— Begin Data listing —
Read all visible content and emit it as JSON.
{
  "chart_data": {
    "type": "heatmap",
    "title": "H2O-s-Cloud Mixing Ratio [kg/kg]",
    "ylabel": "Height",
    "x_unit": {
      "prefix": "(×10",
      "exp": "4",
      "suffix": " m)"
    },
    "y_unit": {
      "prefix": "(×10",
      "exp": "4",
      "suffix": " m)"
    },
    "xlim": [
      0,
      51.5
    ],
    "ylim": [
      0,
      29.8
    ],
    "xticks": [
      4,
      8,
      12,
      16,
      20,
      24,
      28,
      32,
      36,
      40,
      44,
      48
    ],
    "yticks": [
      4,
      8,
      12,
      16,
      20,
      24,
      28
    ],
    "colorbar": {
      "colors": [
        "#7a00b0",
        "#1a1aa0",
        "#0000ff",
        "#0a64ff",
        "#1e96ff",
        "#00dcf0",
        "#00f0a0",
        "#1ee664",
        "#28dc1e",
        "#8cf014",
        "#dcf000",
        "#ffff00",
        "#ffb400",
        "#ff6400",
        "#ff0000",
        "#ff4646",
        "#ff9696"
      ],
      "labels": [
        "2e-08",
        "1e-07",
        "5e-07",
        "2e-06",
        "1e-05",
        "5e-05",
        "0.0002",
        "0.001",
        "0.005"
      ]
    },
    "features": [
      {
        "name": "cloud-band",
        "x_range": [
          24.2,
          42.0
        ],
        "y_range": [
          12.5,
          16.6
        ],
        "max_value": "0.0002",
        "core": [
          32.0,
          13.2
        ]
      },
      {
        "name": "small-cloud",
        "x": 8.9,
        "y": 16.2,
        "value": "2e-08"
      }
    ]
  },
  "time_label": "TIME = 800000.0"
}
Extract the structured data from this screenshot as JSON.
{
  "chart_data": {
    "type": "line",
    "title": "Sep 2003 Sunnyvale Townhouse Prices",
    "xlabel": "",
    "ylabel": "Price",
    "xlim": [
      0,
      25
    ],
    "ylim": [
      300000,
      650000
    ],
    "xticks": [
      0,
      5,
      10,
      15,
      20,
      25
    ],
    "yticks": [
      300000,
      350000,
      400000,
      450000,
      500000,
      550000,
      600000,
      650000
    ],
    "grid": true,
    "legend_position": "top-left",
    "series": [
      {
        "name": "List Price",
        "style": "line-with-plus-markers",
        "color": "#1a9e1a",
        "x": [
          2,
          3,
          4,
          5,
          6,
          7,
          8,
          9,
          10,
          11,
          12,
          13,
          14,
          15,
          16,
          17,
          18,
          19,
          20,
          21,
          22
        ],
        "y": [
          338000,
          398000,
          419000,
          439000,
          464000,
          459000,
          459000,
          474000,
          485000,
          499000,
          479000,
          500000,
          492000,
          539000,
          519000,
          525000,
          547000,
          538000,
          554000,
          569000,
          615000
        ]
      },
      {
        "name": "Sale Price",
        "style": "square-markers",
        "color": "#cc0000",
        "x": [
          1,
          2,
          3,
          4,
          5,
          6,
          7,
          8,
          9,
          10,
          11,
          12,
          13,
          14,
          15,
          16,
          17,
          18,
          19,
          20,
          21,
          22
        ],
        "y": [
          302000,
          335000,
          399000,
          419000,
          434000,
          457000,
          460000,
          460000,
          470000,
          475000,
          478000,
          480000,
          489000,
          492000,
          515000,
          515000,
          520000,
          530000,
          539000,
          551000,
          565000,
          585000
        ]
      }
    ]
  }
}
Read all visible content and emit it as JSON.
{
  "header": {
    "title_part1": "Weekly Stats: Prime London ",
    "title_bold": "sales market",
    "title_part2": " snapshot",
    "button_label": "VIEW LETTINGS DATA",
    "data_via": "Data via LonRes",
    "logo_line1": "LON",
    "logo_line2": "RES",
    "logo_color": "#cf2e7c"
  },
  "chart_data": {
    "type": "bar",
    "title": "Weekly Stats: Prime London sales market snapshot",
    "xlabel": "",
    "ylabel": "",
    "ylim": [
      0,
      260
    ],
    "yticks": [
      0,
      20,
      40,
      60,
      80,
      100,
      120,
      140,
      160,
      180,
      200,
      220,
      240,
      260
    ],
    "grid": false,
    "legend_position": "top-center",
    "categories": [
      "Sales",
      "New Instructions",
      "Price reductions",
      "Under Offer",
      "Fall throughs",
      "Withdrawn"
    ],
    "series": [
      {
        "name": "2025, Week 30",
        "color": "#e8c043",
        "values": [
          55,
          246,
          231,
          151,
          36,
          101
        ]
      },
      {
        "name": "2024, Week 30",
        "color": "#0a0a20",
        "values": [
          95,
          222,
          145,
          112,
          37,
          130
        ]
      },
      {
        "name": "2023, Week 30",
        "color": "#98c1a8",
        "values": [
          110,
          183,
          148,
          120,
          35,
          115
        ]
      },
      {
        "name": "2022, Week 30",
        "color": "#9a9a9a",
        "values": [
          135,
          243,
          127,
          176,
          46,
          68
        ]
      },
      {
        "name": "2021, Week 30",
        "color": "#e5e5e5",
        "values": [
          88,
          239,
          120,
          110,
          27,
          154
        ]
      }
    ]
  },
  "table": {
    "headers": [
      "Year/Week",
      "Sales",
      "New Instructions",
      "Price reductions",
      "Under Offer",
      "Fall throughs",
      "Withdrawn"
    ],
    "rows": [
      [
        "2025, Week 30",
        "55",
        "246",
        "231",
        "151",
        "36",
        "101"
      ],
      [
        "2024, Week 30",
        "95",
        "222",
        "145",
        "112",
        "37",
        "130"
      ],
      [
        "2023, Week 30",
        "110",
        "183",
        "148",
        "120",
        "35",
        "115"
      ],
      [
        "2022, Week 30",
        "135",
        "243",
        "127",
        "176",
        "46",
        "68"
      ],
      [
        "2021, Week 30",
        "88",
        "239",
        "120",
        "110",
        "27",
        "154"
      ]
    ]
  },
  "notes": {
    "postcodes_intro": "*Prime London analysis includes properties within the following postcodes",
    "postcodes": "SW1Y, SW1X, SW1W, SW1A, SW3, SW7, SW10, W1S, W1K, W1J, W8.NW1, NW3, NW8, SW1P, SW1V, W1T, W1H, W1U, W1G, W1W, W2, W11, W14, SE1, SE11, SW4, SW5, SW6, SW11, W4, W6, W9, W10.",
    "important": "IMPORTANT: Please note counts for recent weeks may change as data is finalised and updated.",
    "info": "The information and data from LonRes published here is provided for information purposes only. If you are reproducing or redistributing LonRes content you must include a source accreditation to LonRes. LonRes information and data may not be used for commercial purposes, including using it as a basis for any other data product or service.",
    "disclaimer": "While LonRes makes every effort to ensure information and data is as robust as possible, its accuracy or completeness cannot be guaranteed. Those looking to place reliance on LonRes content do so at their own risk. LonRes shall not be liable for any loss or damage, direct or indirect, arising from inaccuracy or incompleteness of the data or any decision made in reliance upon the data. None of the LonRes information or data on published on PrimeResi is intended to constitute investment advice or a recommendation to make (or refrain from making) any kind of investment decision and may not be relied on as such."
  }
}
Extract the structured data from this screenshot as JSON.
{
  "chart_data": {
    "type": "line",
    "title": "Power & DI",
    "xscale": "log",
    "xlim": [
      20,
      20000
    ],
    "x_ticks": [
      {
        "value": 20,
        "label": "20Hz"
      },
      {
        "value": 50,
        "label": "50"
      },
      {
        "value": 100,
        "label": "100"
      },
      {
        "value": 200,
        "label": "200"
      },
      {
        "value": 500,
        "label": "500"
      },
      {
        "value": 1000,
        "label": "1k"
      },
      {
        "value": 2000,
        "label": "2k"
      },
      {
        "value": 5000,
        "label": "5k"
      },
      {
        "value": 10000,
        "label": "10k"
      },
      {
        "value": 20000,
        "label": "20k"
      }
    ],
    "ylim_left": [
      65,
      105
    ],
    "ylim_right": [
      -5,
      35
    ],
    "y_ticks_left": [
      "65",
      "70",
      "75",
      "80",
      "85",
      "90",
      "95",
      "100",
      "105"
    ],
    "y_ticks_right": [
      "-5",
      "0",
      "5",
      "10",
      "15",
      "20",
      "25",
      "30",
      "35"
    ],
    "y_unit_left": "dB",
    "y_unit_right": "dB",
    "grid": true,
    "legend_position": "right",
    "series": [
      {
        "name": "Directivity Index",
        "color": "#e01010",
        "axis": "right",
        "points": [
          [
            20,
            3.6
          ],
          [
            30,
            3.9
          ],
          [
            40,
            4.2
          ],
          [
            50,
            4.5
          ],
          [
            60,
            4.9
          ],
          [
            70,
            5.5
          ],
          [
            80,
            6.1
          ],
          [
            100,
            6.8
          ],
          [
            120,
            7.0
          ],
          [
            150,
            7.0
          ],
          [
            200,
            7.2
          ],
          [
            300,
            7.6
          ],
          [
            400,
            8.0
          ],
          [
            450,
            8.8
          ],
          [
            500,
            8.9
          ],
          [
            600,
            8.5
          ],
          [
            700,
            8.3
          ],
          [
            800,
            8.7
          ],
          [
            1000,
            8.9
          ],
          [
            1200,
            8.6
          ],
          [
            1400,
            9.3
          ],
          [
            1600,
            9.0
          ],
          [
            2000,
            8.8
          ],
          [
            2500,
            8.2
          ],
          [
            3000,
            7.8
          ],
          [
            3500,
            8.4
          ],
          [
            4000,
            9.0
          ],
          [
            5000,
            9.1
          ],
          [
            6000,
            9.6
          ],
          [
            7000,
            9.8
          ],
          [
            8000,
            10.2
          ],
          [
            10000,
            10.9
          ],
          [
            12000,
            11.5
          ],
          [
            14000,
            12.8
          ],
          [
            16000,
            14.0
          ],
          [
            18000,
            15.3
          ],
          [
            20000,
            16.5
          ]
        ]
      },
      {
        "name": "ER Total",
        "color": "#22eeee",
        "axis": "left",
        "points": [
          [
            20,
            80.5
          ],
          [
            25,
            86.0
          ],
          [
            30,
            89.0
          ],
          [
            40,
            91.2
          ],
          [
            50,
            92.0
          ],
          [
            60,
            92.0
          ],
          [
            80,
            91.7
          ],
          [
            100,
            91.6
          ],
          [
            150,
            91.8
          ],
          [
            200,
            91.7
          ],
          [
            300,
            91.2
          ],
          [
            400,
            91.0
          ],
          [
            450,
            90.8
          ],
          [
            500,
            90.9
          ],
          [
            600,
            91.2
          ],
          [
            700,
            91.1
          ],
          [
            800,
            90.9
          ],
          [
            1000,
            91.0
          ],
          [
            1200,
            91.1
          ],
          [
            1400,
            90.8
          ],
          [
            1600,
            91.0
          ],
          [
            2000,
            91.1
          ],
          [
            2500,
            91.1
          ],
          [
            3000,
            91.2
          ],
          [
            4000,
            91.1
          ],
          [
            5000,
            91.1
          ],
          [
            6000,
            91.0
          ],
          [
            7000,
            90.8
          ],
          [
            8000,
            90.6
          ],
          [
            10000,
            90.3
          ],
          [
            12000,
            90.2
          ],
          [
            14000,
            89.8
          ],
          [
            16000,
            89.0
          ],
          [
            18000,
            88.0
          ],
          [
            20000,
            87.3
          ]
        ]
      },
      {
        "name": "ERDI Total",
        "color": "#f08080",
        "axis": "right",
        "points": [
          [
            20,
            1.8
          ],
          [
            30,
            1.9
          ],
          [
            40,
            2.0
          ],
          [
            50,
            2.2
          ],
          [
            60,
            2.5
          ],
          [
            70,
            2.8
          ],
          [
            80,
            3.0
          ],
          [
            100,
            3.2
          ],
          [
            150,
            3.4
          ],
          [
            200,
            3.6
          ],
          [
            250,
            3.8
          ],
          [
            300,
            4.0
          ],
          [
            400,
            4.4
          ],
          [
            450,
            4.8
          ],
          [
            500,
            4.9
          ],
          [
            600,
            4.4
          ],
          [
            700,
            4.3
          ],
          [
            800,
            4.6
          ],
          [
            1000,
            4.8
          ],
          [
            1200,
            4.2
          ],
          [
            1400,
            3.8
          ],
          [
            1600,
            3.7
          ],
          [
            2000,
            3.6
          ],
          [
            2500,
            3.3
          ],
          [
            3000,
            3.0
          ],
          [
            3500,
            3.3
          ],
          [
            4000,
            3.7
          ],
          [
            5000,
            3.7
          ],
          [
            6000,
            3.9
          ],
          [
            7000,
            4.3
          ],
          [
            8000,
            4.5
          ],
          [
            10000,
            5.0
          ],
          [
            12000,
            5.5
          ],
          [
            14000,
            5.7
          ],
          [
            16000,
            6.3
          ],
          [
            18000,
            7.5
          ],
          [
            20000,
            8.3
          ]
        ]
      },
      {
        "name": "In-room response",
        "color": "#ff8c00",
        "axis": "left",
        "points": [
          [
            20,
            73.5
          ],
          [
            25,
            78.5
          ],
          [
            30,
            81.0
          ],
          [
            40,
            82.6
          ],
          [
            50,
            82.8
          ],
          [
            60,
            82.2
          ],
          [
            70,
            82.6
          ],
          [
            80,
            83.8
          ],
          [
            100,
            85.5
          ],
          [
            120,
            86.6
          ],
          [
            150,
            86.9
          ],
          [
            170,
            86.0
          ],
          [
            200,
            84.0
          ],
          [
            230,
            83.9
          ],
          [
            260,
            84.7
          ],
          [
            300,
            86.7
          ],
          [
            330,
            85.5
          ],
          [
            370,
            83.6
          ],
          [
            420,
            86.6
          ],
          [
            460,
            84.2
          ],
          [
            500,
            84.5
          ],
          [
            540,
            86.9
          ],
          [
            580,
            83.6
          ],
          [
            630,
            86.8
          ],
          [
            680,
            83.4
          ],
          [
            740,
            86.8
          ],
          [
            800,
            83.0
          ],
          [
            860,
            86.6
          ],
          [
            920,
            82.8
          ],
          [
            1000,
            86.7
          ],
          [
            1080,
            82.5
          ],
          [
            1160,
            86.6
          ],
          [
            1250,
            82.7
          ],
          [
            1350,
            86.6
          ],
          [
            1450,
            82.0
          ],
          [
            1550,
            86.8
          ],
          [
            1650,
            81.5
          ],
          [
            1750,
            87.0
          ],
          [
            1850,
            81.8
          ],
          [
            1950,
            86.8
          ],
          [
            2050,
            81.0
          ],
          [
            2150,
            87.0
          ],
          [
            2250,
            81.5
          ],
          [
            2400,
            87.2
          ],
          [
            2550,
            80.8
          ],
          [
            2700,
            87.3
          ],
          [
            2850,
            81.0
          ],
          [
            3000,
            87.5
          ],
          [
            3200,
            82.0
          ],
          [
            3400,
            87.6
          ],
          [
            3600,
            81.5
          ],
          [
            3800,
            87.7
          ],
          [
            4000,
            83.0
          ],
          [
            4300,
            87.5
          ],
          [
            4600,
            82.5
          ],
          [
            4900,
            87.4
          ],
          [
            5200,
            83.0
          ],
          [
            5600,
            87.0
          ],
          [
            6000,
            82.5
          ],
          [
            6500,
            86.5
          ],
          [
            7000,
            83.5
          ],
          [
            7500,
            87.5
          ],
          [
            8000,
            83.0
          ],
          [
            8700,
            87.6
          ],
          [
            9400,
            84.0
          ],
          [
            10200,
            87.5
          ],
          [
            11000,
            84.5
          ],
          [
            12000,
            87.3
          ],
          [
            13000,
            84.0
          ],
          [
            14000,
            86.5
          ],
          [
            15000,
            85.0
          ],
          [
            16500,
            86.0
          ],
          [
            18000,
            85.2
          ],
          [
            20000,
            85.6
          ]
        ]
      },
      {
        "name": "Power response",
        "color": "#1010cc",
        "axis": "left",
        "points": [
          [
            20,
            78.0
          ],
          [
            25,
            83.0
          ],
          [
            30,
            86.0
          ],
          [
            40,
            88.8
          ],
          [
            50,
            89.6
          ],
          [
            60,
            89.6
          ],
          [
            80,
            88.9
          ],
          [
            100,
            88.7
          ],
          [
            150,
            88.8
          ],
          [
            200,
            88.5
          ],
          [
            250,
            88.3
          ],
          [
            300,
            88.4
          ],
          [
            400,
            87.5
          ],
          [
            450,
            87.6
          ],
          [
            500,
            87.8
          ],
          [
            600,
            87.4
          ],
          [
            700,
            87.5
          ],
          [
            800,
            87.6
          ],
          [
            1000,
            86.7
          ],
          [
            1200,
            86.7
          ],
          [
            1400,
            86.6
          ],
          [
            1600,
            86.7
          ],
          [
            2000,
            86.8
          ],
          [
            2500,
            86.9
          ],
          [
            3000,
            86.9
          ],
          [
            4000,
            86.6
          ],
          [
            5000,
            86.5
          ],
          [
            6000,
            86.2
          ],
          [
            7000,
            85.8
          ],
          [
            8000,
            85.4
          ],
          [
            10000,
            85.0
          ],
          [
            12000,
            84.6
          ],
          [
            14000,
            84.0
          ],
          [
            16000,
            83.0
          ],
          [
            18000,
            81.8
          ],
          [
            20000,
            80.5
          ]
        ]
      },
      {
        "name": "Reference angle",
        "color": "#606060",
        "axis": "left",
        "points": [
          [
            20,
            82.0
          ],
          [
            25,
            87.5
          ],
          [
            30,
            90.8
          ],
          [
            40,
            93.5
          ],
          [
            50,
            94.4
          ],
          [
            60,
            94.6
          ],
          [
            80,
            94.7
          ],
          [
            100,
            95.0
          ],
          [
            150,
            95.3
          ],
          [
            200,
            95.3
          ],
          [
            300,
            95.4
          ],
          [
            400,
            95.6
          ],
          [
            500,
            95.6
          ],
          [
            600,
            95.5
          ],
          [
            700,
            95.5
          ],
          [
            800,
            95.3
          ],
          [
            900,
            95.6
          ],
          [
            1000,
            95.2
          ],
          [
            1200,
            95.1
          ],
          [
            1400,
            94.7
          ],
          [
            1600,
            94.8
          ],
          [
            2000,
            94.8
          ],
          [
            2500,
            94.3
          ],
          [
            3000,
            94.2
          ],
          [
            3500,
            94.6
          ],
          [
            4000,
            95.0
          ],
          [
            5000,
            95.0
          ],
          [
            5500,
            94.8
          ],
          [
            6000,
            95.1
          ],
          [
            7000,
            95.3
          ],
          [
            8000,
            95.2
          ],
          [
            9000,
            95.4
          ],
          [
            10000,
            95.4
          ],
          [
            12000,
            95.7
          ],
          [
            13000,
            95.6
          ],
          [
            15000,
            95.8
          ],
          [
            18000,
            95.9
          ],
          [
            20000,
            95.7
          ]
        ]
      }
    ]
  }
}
— End Data listing —
Set exercise:
Using the records above, list each line that includes "Weekly".

Expected answer:
    "title_part1": "Weekly Stats: Prime London ",
    "title": "Weekly Stats: Prime London sales market snapshot",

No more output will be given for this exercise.